Copy out every record precisely.

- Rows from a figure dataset
● ● ● ●
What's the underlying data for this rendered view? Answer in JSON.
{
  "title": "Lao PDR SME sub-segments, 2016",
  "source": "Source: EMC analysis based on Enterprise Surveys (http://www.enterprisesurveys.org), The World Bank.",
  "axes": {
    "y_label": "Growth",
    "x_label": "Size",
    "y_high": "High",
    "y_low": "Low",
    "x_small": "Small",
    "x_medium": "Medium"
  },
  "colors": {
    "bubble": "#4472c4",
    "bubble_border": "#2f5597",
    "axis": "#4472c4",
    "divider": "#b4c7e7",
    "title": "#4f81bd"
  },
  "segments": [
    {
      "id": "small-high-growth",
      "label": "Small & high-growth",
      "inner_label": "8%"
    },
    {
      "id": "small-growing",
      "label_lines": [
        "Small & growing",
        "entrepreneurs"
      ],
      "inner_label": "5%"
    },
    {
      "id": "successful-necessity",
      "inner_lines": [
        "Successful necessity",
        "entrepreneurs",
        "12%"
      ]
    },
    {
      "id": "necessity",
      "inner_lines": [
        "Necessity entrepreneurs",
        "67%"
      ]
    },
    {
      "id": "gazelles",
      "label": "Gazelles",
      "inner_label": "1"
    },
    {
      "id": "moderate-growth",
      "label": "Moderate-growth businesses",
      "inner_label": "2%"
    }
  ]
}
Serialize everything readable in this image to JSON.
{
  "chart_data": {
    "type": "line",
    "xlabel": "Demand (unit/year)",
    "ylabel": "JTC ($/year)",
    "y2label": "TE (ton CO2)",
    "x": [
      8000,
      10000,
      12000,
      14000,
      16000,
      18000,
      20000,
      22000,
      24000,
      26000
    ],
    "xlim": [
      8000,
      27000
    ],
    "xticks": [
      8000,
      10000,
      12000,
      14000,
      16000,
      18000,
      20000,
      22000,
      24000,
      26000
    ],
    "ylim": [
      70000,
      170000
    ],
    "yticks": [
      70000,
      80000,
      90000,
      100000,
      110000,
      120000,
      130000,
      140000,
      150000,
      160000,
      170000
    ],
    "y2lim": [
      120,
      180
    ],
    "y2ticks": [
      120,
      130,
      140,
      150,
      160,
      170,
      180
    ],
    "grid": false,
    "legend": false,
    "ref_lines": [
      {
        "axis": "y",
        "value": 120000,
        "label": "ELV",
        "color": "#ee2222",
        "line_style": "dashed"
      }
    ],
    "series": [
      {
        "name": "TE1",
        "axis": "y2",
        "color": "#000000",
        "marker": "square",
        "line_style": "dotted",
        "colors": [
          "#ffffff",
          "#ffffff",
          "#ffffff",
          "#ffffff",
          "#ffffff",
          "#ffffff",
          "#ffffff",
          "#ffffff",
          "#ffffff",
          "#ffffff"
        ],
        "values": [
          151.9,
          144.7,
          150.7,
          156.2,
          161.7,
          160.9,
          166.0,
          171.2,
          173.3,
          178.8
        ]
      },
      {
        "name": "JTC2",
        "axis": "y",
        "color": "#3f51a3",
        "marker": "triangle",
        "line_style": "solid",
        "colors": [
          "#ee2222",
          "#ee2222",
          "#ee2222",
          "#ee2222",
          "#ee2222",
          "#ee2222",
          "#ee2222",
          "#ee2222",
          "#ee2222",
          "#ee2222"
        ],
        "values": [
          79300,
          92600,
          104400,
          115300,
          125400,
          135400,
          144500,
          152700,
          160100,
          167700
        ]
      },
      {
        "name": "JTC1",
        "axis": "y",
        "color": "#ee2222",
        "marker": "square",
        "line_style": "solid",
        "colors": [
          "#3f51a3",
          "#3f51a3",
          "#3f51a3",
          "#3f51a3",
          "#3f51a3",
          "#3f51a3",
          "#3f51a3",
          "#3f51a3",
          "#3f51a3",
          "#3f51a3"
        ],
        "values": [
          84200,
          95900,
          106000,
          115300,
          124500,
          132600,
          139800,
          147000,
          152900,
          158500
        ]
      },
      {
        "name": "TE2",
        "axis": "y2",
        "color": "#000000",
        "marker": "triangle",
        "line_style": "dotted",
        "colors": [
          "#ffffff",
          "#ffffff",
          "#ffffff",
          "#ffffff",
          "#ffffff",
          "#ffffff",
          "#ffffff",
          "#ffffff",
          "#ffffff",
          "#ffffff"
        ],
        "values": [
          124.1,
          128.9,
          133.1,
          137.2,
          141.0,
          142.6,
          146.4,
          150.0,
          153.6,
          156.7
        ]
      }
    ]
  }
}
● ● ● ●
- SOLVED EXERCISE
What's the underlying data for this rendered view? Answer in JSON.
{
  "title": "Lao PDR SME sub-segments, 2016",
  "source": "Source: EMC analysis based on Enterprise Surveys (http://www.enterprisesurveys.org), The World Bank.",
  "axes": {
    "y_label": "Growth",
    "x_label": "Size",
    "y_high": "High",
    "y_low": "Low",
    "x_small": "Small",
    "x_medium": "Medium"
  },
  "colors": {
    "bubble": "#4472c4",
    "bubble_border": "#2f5597",
    "axis": "#4472c4",
    "divider": "#b4c7e7",
    "title": "#4f81bd"
  },
  "segments": [
    {
      "id": "small-high-growth",
      "label": "Small & high-growth",
      "inner_label": "8%"
    },
    {
      "id": "small-growing",
      "label_lines": [
        "Small & growing",
        "entrepreneurs"
      ],
      "inner_label": "5%"
    },
    {
      "id": "successful-necessity",
      "inner_lines": [
        "Successful necessity",
        "entrepreneurs",
        "12%"
      ]
    },
    {
      "id": "necessity",
      "inner_lines": [
        "Necessity entrepreneurs",
        "67%"
      ]
    },
    {
      "id": "gazelles",
      "label": "Gazelles",
      "inner_label": "1"
    },
    {
      "id": "moderate-growth",
      "label": "Moderate-growth businesses",
      "inner_label": "2%"
    }
  ]
}
Serialize everything readable in this image to JSON.
{
  "chart_data": {
    "type": "line",
    "xlabel": "Demand (unit/year)",
    "ylabel": "JTC ($/year)",
    "y2label": "TE (ton CO2)",
    "x": [
      8000,
      10000,
      12000,
      14000,
      16000,
      18000,
      20000,
      22000,
      24000,
      26000
    ],
    "xlim": [
      8000,
      27000
    ],
    "xticks": [
      8000,
      10000,
      12000,
      14000,
      16000,
      18000,
      20000,
      22000,
      24000,
      26000
    ],
    "ylim": [
      70000,
      170000
    ],
    "yticks": [
      70000,
      80000,
      90000,
      100000,
      110000,
      120000,
      130000,
      140000,
      150000,
      160000,
      170000
    ],
    "y2lim": [
      120,
      180
    ],
    "y2ticks": [
      120,
      130,
      140,
      150,
      160,
      170,
      180
    ],
    "grid": false,
    "legend": false,
    "ref_lines": [
      {
        "axis": "y",
        "value": 120000,
        "label": "ELV",
        "color": "#ee2222",
        "line_style": "dashed"
      }
    ],
    "series": [
      {
        "name": "TE1",
        "axis": "y2",
        "color": "#000000",
        "marker": "square",
        "line_style": "dotted",
        "colors": [
          "#ffffff",
          "#ffffff",
          "#ffffff",
          "#ffffff",
          "#ffffff",
          "#ffffff",
          "#ffffff",
          "#ffffff",
          "#ffffff",
          "#ffffff"
        ],
        "values": [
          151.9,
          144.7,
          150.7,
          156.2,
          161.7,
          160.9,
          166.0,
          171.2,
          173.3,
          178.8
        ]
      },
      {
        "name": "JTC2",
        "axis": "y",
        "color": "#3f51a3",
        "marker": "triangle",
        "line_style": "solid",
        "colors": [
          "#ee2222",
          "#ee2222",
          "#ee2222",
          "#ee2222",
          "#ee2222",
          "#ee2222",
          "#ee2222",
          "#ee2222",
          "#ee2222",
          "#ee2222"
        ],
        "values": [
          79300,
          92600,
          104400,
          115300,
          125400,
          135400,
          144500,
          152700,
          160100,
          167700
        ]
      },
      {
        "name": "JTC1",
        "axis": "y",
        "color": "#ee2222",
        "marker": "square",
        "line_style": "solid",
        "colors": [
          "#3f51a3",
          "#3f51a3",
          "#3f51a3",
          "#3f51a3",
          "#3f51a3",
          "#3f51a3",
          "#3f51a3",
          "#3f51a3",
          "#3f51a3",
          "#3f51a3"
        ],
        "values": [
          84200,
          95900,
          106000,
          115300,
          124500,
          132600,
          139800,
          147000,
          152900,
          158500
        ]
      },
      {
        "name": "TE2",
        "axis": "y2",
        "color": "#000000",
        "marker": "triangle",
        "line_style": "dotted",
        "colors": [
          "#ffffff",
          "#ffffff",
          "#ffffff",
          "#ffffff",
          "#ffffff",
          "#ffffff",
          "#ffffff",
          "#ffffff",
          "#ffffff",
          "#ffffff"
        ],
        "values": [
          124.1,
          128.9,
          133.1,
          137.2,
          141.0,
          142.6,
          146.4,
          150.0,
          153.6,
          156.7
        ]
      }
    ]
  }
}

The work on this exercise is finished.